DATA EXTRACT -
* Start *

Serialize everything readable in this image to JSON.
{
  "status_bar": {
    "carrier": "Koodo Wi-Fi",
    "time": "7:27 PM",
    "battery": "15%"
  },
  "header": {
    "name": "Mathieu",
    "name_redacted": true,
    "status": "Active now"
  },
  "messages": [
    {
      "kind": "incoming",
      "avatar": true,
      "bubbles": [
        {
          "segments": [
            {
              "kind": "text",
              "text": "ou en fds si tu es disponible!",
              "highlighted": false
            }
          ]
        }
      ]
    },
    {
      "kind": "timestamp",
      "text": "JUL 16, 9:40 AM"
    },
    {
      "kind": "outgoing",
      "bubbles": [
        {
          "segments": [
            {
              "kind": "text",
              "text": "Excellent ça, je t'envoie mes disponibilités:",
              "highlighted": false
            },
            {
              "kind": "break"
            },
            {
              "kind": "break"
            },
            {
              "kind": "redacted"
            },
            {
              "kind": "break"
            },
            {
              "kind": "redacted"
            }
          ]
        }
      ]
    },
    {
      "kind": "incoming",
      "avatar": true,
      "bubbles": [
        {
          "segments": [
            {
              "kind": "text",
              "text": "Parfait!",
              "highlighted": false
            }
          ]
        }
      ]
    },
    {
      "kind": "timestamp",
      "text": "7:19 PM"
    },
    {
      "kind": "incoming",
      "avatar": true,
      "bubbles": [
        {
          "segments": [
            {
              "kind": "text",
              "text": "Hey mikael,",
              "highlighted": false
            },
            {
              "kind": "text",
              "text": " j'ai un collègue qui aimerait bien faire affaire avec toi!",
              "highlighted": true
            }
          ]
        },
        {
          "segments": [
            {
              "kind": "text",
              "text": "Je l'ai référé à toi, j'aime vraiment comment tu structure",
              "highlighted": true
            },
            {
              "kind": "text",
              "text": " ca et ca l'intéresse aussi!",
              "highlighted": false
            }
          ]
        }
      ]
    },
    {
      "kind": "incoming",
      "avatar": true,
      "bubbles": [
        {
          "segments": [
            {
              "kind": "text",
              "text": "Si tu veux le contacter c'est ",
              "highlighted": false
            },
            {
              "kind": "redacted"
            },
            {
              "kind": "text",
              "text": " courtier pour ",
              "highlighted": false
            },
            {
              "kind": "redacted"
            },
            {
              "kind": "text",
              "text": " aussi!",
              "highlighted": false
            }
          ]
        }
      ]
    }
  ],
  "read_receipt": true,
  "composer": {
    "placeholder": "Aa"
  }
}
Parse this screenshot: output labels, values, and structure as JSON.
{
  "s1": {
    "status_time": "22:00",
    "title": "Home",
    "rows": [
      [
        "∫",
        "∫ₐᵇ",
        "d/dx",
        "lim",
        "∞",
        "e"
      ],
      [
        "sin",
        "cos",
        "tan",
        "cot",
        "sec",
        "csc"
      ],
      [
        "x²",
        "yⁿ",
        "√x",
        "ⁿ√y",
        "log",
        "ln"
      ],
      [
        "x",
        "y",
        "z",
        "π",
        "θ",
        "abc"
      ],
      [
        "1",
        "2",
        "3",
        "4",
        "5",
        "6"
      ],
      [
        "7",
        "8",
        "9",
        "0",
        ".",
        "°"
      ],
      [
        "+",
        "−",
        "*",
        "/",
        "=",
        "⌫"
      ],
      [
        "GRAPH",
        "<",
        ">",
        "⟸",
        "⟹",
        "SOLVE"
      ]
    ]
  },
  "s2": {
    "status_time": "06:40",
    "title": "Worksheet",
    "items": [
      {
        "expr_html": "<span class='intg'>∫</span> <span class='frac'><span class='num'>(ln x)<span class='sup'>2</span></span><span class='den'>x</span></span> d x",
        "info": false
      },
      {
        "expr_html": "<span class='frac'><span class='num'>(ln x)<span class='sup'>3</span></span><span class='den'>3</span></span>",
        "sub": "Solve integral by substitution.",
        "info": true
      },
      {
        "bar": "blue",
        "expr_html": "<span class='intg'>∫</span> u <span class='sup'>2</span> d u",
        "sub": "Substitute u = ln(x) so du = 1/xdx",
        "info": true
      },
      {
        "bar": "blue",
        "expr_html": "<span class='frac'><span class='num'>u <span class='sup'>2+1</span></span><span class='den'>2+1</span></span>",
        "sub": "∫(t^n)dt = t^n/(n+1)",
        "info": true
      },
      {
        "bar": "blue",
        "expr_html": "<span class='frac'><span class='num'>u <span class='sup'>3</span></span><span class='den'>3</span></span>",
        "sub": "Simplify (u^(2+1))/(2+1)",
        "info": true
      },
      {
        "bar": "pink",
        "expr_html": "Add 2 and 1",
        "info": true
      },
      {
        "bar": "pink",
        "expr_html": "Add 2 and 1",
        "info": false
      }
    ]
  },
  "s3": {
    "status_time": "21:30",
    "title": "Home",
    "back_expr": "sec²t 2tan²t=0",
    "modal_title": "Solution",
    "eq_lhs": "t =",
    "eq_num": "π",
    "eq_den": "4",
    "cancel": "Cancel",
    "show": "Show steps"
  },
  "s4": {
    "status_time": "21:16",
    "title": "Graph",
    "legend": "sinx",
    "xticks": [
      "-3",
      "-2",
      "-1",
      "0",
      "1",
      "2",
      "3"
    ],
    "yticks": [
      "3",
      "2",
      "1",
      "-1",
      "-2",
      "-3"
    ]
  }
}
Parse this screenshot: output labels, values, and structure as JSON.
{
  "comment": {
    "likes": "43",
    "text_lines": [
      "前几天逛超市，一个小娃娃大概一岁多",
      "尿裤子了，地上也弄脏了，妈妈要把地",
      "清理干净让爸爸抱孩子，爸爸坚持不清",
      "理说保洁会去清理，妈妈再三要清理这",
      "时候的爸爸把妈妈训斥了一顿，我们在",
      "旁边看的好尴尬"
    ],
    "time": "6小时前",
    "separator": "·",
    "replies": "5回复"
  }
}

* End *

WRITTEN INSTRUCTION - Output all preceding records character for character.

THE ANSWER -
Serialize everything readable in this image to JSON.
{
  "status_bar": {
    "carrier": "Koodo Wi-Fi",
    "time": "7:27 PM",
    "battery": "15%"
  },
  "header": {
    "name": "Mathieu",
    "name_redacted": true,
    "status": "Active now"
  },
  "messages": [
    {
      "kind": "incoming",
      "avatar": true,
      "bubbles": [
        {
          "segments": [
            {
              "kind": "text",
              "text": "ou en fds si tu es disponible!",
              "highlighted": false
            }
          ]
        }
      ]
    },
    {
      "kind": "timestamp",
      "text": "JUL 16, 9:40 AM"
    },
    {
      "kind": "outgoing",
      "bubbles": [
        {
          "segments": [
            {
              "kind": "text",
              "text": "Excellent ça, je t'envoie mes disponibilités:",
              "highlighted": false
            },
            {
              "kind": "break"
            },
            {
              "kind": "break"
            },
            {
              "kind": "redacted"
            },
            {
              "kind": "break"
            },
            {
              "kind": "redacted"
            }
          ]
        }
      ]
    },
    {
      "kind": "incoming",
      "avatar": true,
      "bubbles": [
        {
          "segments": [
            {
              "kind": "text",
              "text": "Parfait!",
              "highlighted": false
            }
          ]
        }
      ]
    },
    {
      "kind": "timestamp",
      "text": "7:19 PM"
    },
    {
      "kind": "incoming",
      "avatar": true,
      "bubbles": [
        {
          "segments": [
            {
              "kind": "text",
              "text": "Hey mikael,",
              "highlighted": false
            },
            {
              "kind": "text",
              "text": " j'ai un collègue qui aimerait bien faire affaire avec toi!",
              "highlighted": true
            }
          ]
        },
        {
          "segments": [
            {
              "kind": "text",
              "text": "Je l'ai référé à toi, j'aime vraiment comment tu structure",
              "highlighted": true
            },
            {
              "kind": "text",
              "text": " ca et ca l'intéresse aussi!",
              "highlighted": false
            }
          ]
        }
      ]
    },
    {
      "kind": "incoming",
      "avatar": true,
      "bubbles": [
        {
          "segments": [
            {
              "kind": "text",
              "text": "Si tu veux le contacter c'est ",
              "highlighted": false
            },
            {
              "kind": "redacted"
            },
            {
              "kind": "text",
              "text": " courtier pour ",
              "highlighted": false
            },
            {
              "kind": "redacted"
            },
            {
              "kind": "text",
              "text": " aussi!",
              "highlighted": false
            }
          ]
        }
      ]
    }
  ],
  "read_receipt": true,
  "composer": {
    "placeholder": "Aa"
  }
}
Parse this screenshot: output labels, values, and structure as JSON.
{
  "s1": {
    "status_time": "22:00",
    "title": "Home",
    "rows": [
      [
        "∫",
        "∫ₐᵇ",
        "d/dx",
        "lim",
        "∞",
        "e"
      ],
      [
        "sin",
        "cos",
        "tan",
        "cot",
        "sec",
        "csc"
      ],
      [
        "x²",
        "yⁿ",
        "√x",
        "ⁿ√y",
        "log",
        "ln"
      ],
      [
        "x",
        "y",
        "z",
        "π",
        "θ",
        "abc"
      ],
      [
        "1",
        "2",
        "3",
        "4",
        "5",
        "6"
      ],
      [
        "7",
        "8",
        "9",
        "0",
        ".",
        "°"
      ],
      [
        "+",
        "−",
        "*",
        "/",
        "=",
        "⌫"
      ],
      [
        "GRAPH",
        "<",
        ">",
        "⟸",
        "⟹",
        "SOLVE"
      ]
    ]
  },
  "s2": {
    "status_time": "06:40",
    "title": "Worksheet",
    "items": [
      {
        "expr_html": "<span class='intg'>∫</span> <span class='frac'><span class='num'>(ln x)<span class='sup'>2</span></span><span class='den'>x</span></span> d x",
        "info": false
      },
      {
        "expr_html": "<span class='frac'><span class='num'>(ln x)<span class='sup'>3</span></span><span class='den'>3</span></span>",
        "sub": "Solve integral by substitution.",
        "info": true
      },
      {
        "bar": "blue",
        "expr_html": "<span class='intg'>∫</span> u <span class='sup'>2</span> d u",
        "sub": "Substitute u = ln(x) so du = 1/xdx",
        "info": true
      },
      {
        "bar": "blue",
        "expr_html": "<span class='frac'><span class='num'>u <span class='sup'>2+1</span></span><span class='den'>2+1</span></span>",
        "sub": "∫(t^n)dt = t^n/(n+1)",
        "info": true
      },
      {
        "bar": "blue",
        "expr_html": "<span class='frac'><span class='num'>u <span class='sup'>3</span></span><span class='den'>3</span></span>",
        "sub": "Simplify (u^(2+1))/(2+1)",
        "info": true
      },
      {
        "bar": "pink",
        "expr_html": "Add 2 and 1",
        "info": true
      },
      {
        "bar": "pink",
        "expr_html": "Add 2 and 1",
        "info": false
      }
    ]
  },
  "s3": {
    "status_time": "21:30",
    "title": "Home",
    "back_expr": "sec²t 2tan²t=0",
    "modal_title": "Solution",
    "eq_lhs": "t =",
    "eq_num": "π",
    "eq_den": "4",
    "cancel": "Cancel",
    "show": "Show steps"
  },
  "s4": {
    "status_time": "21:16",
    "title": "Graph",
    "legend": "sinx",
    "xticks": [
      "-3",
      "-2",
      "-1",
      "0",
      "1",
      "2",
      "3"
    ],
    "yticks": [
      "3",
      "2",
      "1",
      "-1",
      "-2",
      "-3"
    ]
  }
}
Parse this screenshot: output labels, values, and structure as JSON.
{
  "comment": {
    "likes": "43",
    "text_lines": [
      "前几天逛超市，一个小娃娃大概一岁多",
      "尿裤子了，地上也弄脏了，妈妈要把地",
      "清理干净让爸爸抱孩子，爸爸坚持不清",
      "理说保洁会去清理，妈妈再三要清理这",
      "时候的爸爸把妈妈训斥了一顿，我们在",
      "旁边看的好尴尬"
    ],
    "time": "6小时前",
    "separator": "·",
    "replies": "5回复"
  }
}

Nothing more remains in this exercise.